- [What is asked]: List the lines of this listing that hold the word "здоровьѣ".

- [Stored rows]:

---+---

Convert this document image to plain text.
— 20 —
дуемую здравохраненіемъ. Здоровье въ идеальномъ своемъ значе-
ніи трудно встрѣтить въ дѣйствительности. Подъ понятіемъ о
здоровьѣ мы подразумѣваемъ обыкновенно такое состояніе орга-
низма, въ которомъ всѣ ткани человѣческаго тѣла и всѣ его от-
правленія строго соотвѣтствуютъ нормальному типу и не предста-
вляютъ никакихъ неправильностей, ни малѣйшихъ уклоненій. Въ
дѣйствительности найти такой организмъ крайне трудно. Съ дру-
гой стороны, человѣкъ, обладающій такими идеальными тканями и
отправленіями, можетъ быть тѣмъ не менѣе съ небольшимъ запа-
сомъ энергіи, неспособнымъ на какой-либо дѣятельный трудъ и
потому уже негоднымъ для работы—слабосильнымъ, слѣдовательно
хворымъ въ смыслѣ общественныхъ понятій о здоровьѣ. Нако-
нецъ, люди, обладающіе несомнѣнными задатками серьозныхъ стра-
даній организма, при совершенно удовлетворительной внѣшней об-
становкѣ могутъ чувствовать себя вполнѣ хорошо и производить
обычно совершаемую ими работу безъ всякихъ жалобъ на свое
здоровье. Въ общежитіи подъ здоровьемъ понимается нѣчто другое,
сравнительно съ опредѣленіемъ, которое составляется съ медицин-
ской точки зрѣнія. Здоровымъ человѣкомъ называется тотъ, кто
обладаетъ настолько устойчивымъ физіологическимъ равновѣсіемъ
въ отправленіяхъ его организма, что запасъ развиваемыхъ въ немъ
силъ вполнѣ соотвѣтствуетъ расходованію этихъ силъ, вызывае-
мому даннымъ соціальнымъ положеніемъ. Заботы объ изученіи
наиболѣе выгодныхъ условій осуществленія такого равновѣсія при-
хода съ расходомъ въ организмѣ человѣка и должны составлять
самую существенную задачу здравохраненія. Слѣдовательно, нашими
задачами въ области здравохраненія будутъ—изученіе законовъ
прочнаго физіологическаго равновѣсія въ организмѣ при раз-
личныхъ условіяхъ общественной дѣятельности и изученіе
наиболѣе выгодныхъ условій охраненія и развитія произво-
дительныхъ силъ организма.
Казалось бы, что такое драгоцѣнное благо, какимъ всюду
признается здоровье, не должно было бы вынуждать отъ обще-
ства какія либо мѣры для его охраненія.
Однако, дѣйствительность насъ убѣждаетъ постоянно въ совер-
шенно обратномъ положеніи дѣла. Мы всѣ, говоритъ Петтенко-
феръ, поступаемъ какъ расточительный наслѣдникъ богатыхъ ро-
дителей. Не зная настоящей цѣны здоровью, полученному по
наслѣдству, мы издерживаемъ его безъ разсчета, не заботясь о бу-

---+---

- [In response]:
здоровьѣ мы подразумѣваемъ обыкновенно такое состояніе орга-
хворымъ въ смыслѣ общественныхъ понятій о здоровьѣ. Нако-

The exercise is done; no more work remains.